● **TASK TO CARRY OUT**: Check the listing below line by line and report how many lines hold "andel", with no other words.

● **Items from a figure collection**:
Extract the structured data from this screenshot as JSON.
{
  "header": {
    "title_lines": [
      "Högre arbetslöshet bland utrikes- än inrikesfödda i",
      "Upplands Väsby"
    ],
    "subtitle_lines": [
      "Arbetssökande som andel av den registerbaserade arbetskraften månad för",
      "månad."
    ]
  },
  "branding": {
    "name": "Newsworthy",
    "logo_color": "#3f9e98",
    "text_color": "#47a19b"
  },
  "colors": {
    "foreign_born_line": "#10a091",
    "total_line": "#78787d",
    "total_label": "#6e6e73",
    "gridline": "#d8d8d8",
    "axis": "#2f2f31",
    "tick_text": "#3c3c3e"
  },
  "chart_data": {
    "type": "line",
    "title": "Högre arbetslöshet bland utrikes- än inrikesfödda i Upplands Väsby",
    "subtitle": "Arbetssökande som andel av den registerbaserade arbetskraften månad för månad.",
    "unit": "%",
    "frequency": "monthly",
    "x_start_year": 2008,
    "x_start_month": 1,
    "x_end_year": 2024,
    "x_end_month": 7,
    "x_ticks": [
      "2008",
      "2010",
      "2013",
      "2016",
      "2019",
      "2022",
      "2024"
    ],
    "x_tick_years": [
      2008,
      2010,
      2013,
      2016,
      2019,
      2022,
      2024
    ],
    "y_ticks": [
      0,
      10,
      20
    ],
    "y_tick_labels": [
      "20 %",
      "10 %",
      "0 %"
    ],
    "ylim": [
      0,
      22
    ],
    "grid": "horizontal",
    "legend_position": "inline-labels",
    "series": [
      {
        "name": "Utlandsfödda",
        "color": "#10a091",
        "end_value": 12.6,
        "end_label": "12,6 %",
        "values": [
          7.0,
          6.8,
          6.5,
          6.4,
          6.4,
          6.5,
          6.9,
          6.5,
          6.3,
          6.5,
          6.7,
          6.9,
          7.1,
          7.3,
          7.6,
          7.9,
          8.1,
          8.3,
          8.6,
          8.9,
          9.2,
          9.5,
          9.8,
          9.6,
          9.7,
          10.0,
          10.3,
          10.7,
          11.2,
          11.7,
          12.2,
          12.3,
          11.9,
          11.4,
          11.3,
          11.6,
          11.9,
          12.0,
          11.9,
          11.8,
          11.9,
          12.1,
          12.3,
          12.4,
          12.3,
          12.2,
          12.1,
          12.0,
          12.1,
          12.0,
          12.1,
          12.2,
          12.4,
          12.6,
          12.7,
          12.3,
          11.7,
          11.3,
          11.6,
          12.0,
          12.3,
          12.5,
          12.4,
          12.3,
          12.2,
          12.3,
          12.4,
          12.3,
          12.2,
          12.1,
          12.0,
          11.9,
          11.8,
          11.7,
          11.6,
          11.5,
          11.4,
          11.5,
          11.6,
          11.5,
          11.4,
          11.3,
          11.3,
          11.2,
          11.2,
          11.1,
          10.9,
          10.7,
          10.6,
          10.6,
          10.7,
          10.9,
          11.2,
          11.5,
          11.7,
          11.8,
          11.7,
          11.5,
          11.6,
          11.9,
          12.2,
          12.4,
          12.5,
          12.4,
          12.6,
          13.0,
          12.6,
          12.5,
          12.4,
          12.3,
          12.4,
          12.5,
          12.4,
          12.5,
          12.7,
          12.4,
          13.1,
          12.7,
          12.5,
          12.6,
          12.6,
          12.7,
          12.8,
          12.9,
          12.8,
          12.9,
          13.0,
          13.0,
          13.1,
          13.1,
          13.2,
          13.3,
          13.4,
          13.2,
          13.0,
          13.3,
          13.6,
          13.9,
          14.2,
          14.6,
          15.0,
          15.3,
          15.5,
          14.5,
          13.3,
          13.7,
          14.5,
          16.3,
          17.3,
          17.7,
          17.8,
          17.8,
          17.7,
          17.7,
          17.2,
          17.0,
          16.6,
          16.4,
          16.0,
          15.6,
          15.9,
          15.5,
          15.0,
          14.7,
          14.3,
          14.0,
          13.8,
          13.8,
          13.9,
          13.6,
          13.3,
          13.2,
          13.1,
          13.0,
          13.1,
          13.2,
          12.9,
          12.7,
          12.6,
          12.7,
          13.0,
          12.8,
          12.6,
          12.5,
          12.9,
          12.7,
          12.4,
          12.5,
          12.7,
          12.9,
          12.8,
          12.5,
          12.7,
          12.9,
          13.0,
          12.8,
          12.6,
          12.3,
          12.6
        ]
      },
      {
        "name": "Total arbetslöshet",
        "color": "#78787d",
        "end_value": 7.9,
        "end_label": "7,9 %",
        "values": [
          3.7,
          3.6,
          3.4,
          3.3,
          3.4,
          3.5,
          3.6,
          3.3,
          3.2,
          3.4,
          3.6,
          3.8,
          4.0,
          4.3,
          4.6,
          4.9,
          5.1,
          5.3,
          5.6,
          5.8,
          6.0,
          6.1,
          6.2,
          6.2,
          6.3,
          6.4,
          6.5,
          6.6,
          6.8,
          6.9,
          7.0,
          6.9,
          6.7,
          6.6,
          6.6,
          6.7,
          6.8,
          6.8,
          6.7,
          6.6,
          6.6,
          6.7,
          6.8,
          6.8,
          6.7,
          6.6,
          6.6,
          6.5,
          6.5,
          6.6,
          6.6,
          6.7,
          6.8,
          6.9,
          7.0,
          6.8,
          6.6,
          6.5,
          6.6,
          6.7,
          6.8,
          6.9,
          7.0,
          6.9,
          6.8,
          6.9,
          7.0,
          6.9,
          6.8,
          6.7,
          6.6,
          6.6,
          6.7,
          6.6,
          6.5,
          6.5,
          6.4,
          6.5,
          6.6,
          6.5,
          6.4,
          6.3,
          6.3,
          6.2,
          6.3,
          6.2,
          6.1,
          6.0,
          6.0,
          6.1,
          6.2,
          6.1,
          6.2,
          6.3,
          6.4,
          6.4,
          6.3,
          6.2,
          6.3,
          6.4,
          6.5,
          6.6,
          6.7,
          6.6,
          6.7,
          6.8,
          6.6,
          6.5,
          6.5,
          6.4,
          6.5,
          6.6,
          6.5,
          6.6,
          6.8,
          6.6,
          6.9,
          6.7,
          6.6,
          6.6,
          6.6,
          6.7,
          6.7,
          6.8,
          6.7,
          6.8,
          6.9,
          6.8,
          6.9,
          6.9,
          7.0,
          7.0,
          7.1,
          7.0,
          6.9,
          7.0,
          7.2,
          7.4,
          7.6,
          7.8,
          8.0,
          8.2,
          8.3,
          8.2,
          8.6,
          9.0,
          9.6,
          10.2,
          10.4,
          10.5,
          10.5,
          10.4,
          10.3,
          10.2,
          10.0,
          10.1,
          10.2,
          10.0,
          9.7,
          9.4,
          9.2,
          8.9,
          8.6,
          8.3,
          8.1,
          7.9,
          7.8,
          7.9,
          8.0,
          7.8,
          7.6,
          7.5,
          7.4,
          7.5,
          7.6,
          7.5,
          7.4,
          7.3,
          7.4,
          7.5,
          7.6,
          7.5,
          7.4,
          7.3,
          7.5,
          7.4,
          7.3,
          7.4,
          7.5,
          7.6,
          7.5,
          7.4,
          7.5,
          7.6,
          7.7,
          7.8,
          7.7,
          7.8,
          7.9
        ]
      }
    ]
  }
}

● **SOLUTION TO THE PROBLEM**: 2